● **REQUIRED WORK**: How many lines of the records below contain the word "注單已確認"? Answer with the number alone.

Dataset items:
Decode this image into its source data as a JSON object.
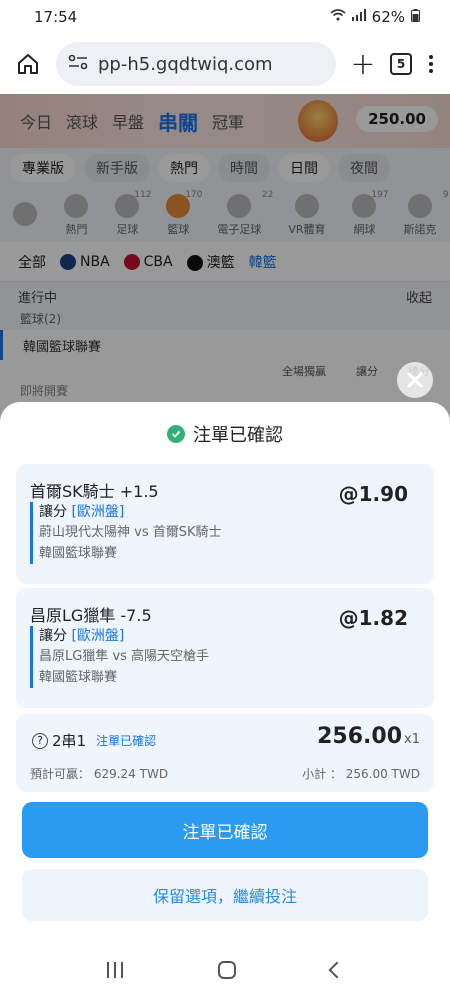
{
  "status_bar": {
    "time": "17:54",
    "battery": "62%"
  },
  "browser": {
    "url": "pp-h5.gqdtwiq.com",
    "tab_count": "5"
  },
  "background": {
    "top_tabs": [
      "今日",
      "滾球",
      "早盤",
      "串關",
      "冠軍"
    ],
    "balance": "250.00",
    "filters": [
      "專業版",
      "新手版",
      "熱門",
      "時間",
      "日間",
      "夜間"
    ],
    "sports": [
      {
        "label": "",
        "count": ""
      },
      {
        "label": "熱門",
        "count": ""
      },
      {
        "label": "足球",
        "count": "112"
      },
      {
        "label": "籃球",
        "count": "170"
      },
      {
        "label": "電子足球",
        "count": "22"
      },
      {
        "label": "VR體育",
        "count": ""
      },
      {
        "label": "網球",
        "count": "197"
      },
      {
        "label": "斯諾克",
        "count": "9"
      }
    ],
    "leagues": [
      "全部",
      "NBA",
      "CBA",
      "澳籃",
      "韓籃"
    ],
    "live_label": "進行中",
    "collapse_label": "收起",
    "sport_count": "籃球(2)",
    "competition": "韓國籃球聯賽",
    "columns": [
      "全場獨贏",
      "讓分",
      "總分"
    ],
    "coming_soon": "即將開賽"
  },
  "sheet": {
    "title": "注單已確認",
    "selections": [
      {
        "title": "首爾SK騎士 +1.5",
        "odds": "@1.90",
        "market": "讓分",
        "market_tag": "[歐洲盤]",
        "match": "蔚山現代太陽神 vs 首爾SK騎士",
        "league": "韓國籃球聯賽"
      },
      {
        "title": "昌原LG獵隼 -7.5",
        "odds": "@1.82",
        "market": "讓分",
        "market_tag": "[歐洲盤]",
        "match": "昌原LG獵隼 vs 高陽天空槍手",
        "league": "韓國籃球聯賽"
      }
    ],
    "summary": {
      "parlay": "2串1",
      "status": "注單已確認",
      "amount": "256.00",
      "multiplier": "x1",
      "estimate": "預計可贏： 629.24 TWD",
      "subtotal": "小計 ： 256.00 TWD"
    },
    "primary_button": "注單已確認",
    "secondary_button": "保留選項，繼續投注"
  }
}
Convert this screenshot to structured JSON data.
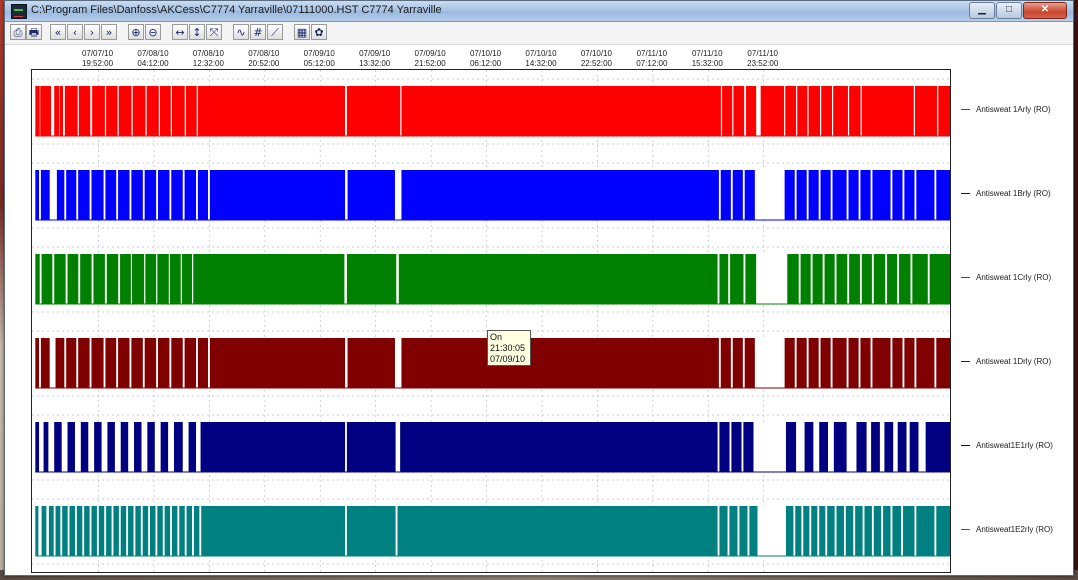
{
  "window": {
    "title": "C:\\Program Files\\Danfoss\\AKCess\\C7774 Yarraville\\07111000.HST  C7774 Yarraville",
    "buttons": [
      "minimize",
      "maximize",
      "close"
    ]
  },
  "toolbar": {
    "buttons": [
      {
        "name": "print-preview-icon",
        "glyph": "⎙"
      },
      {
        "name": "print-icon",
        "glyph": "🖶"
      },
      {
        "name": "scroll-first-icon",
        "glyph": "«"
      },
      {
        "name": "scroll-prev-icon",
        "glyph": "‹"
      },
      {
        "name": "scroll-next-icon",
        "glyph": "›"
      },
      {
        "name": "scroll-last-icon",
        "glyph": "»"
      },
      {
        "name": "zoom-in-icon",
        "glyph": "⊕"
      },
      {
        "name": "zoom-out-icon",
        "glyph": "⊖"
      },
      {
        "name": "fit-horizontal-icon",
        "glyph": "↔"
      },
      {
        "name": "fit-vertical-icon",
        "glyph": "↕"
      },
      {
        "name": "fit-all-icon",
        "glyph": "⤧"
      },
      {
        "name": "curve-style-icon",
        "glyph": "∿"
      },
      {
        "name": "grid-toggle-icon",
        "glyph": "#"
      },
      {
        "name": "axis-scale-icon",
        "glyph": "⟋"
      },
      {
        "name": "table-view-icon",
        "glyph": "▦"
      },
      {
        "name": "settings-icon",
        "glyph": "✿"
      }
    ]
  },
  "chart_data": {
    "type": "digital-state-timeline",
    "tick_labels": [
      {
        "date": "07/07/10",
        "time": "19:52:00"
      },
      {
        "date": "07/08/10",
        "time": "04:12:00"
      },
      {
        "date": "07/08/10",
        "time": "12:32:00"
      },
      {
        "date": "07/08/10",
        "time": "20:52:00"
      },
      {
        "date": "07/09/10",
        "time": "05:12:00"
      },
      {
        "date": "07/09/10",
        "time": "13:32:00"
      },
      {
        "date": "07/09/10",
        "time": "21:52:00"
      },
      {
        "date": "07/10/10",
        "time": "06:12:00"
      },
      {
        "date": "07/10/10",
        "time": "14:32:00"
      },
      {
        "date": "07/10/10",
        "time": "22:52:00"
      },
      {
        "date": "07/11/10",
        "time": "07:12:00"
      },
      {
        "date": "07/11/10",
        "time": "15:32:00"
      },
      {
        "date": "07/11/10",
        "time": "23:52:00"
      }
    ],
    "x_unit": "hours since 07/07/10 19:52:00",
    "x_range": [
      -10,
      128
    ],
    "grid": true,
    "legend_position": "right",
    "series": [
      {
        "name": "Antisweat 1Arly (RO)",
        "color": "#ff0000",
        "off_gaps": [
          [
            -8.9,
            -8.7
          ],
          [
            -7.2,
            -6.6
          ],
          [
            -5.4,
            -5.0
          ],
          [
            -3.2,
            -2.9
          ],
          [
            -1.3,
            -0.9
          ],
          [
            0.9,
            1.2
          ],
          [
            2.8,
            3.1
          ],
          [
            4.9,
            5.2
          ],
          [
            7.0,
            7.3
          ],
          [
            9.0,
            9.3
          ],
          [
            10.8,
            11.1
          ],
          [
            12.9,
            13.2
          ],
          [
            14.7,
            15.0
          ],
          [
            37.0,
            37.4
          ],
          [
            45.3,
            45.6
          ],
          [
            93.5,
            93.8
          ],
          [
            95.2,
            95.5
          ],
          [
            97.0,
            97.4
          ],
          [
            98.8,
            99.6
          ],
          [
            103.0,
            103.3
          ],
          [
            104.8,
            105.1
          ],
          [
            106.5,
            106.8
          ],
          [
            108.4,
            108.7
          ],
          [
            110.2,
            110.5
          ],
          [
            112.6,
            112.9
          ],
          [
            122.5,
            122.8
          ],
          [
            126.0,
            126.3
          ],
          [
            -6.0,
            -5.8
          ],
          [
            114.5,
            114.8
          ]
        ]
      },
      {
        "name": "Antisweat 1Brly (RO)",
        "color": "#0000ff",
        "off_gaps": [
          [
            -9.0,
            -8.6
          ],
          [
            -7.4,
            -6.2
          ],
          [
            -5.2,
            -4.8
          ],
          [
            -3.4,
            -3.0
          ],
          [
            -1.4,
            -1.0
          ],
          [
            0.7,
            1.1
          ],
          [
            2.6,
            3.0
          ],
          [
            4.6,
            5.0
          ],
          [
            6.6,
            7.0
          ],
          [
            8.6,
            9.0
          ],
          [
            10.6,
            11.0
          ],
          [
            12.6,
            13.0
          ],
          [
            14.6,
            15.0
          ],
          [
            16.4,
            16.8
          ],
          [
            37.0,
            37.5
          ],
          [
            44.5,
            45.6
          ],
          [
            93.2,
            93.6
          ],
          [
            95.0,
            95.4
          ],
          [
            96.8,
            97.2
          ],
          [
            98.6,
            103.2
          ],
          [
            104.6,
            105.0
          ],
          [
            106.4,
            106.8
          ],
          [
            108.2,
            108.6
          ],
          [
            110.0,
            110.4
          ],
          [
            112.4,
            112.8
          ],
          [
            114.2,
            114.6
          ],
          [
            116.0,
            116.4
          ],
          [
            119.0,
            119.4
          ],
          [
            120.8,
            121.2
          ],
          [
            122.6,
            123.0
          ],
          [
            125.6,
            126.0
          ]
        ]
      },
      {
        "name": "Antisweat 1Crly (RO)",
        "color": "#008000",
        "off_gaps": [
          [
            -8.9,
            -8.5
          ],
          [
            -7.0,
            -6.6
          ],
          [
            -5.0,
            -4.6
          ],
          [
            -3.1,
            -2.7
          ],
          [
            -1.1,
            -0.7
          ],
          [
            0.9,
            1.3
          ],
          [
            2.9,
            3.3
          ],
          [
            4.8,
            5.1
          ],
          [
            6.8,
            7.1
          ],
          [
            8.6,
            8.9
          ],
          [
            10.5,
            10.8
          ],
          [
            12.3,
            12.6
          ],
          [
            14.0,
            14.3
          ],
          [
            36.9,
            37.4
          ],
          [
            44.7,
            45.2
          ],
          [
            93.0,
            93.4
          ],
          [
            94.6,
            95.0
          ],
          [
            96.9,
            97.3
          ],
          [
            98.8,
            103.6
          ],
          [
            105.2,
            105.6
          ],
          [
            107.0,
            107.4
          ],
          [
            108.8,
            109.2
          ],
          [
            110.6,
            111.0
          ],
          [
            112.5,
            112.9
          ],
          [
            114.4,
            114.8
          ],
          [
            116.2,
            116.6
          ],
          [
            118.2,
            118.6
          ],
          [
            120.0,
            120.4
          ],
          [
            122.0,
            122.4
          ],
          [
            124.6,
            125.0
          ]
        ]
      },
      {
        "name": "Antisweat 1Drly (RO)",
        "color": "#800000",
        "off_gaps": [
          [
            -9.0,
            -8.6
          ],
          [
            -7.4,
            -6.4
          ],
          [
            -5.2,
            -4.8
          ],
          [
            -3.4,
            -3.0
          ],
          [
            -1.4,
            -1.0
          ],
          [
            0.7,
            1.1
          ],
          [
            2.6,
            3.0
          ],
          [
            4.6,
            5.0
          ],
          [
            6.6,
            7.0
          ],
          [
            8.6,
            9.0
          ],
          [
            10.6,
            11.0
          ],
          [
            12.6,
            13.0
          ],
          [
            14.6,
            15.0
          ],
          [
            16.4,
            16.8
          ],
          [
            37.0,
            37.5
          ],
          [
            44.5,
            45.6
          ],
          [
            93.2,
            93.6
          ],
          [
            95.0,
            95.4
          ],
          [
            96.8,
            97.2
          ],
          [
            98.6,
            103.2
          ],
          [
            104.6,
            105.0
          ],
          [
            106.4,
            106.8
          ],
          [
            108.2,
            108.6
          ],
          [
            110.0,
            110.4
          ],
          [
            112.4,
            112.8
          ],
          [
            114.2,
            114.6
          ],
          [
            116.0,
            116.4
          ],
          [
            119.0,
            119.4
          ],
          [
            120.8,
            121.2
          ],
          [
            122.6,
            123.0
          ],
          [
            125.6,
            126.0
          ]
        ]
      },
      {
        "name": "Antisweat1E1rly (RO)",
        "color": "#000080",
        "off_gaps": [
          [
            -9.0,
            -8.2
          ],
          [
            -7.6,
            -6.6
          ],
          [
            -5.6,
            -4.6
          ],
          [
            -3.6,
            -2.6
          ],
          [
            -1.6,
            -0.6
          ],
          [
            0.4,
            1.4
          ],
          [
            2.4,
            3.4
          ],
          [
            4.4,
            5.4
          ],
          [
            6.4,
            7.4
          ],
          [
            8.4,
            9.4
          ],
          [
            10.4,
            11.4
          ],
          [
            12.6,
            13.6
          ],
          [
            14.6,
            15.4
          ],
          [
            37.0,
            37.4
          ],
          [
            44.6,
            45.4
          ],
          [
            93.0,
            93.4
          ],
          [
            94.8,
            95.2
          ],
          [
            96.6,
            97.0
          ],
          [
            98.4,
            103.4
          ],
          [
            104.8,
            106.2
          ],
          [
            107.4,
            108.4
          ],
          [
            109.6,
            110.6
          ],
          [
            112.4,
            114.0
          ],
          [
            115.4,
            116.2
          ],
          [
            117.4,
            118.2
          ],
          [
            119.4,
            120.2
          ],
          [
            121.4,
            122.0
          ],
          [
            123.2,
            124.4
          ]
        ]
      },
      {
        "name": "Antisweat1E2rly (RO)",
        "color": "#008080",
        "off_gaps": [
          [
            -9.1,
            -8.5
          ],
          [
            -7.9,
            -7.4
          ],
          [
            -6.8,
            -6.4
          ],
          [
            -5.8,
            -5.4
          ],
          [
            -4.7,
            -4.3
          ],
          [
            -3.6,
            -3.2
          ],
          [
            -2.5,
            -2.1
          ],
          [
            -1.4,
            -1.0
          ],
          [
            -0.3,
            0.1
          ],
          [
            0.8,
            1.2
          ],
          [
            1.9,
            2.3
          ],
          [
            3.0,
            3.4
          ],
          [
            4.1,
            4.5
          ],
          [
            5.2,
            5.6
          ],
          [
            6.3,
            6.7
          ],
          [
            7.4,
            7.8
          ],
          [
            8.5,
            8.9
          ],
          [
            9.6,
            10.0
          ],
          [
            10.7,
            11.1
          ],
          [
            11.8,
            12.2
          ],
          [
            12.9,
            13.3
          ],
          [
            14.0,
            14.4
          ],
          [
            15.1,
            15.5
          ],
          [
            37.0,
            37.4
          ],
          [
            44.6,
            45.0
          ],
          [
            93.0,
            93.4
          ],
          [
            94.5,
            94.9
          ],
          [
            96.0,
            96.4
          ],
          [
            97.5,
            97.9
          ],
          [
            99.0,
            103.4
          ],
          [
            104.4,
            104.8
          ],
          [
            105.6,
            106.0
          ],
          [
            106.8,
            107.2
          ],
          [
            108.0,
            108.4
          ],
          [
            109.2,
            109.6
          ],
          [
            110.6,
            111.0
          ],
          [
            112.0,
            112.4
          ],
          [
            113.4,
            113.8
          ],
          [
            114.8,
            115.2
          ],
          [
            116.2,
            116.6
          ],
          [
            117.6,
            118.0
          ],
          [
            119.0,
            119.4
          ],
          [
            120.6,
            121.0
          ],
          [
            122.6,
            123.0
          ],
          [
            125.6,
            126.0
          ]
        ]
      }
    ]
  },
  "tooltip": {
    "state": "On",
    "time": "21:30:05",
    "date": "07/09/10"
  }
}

● **EXERCISE ANSWER**: 3